** WHAT YOU SHOULD DO **
Track down every line below that holds "title" and copy it.

** DATA ENTRIES **

— Start —

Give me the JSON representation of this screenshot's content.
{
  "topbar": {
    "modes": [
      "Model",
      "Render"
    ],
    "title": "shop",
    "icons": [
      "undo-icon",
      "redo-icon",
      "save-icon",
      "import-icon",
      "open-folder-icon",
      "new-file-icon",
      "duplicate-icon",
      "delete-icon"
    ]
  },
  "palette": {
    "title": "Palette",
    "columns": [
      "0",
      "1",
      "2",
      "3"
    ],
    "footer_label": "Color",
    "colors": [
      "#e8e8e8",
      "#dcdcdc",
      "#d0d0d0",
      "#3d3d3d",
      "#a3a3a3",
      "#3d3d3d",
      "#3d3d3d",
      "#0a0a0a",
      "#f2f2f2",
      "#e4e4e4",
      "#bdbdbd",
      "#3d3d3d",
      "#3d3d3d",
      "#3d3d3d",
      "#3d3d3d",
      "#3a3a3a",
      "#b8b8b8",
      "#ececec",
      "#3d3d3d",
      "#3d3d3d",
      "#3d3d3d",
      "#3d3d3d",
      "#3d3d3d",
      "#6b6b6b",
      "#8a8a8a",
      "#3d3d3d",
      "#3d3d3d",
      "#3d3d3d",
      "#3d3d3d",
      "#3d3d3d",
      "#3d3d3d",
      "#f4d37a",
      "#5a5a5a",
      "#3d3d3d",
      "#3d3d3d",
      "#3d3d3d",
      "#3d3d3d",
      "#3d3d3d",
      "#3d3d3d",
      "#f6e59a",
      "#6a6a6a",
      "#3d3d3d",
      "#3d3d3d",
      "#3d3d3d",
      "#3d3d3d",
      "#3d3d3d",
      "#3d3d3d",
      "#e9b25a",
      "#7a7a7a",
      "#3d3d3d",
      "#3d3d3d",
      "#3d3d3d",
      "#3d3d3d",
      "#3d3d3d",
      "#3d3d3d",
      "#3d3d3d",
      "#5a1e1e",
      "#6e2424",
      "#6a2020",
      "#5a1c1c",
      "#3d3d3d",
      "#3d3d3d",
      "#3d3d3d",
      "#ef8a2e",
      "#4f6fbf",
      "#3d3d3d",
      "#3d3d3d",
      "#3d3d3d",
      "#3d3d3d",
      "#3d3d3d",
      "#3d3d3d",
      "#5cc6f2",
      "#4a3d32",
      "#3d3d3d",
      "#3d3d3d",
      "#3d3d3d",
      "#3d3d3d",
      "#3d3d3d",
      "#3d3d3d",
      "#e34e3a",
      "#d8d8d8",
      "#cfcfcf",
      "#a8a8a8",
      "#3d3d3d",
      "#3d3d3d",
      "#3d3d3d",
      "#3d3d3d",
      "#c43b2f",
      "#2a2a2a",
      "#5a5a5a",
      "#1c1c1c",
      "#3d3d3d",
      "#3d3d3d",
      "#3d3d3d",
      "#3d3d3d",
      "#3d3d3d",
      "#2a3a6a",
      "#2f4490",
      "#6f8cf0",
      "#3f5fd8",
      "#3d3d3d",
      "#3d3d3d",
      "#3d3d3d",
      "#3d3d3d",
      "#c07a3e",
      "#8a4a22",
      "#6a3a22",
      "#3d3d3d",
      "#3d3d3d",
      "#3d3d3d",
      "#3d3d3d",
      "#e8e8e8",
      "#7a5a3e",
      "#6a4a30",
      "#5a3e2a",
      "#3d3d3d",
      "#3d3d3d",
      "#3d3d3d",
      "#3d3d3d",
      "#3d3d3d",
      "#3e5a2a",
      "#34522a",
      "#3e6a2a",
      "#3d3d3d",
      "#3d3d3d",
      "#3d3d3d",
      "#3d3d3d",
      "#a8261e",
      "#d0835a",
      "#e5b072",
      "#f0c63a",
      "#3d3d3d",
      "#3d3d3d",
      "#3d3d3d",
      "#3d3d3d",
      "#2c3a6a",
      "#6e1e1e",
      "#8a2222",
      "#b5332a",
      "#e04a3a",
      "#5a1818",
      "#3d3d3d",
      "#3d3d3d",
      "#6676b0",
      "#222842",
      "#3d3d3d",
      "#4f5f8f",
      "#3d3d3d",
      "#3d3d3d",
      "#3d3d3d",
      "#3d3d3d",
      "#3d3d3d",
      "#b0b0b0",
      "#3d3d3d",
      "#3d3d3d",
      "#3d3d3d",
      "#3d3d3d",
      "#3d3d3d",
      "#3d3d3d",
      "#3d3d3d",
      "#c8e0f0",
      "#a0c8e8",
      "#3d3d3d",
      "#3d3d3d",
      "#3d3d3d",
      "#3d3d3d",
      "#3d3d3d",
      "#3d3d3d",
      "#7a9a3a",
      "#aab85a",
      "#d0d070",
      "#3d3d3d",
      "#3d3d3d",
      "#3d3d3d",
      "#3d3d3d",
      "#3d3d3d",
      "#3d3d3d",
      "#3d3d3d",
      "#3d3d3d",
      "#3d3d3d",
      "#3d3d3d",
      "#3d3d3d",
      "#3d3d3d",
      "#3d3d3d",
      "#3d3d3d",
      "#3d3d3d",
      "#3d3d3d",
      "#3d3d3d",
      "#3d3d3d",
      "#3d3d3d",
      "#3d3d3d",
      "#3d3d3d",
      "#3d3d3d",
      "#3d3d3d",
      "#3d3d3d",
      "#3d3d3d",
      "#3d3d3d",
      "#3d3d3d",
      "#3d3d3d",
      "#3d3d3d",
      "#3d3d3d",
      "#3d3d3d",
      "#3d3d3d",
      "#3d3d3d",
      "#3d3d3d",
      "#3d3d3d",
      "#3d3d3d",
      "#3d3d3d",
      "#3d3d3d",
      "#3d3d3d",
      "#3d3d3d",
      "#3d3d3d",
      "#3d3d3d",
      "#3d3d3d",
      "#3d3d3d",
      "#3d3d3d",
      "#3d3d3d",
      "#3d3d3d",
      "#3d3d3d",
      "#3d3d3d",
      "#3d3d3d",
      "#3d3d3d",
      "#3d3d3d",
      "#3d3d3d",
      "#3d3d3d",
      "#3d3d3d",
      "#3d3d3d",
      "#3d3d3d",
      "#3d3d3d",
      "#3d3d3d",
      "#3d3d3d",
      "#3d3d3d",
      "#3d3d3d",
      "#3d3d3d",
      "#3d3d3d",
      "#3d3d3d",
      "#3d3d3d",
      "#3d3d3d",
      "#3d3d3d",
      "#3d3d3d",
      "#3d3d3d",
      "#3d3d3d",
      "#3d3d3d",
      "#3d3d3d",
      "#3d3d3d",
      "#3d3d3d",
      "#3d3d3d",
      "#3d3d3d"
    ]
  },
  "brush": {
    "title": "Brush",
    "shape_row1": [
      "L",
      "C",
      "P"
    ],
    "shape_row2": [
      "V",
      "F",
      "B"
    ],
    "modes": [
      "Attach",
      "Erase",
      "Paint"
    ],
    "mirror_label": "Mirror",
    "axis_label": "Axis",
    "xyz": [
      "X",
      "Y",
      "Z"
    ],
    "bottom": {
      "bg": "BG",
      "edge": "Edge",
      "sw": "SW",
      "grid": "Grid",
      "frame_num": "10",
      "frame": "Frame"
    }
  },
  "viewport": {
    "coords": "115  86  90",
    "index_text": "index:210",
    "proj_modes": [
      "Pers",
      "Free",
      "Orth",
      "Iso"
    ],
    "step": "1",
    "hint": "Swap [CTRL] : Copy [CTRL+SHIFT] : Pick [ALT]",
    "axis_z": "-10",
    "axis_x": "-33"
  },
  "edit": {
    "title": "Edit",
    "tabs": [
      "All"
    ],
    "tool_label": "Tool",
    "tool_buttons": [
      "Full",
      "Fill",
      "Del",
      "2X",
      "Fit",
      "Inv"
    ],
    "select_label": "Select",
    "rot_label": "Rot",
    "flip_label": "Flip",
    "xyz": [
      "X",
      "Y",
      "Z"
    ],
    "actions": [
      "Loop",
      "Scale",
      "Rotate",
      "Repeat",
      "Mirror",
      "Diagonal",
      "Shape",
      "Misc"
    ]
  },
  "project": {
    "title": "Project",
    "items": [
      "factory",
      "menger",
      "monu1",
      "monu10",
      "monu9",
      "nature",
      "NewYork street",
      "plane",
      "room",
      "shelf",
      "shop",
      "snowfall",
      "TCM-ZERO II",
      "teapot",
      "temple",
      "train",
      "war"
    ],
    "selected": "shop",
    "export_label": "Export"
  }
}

— End —

** RESULT **
    "title": "shop",
    "title": "Palette",
    "title": "Brush",
    "title": "Edit",
    "title": "Project",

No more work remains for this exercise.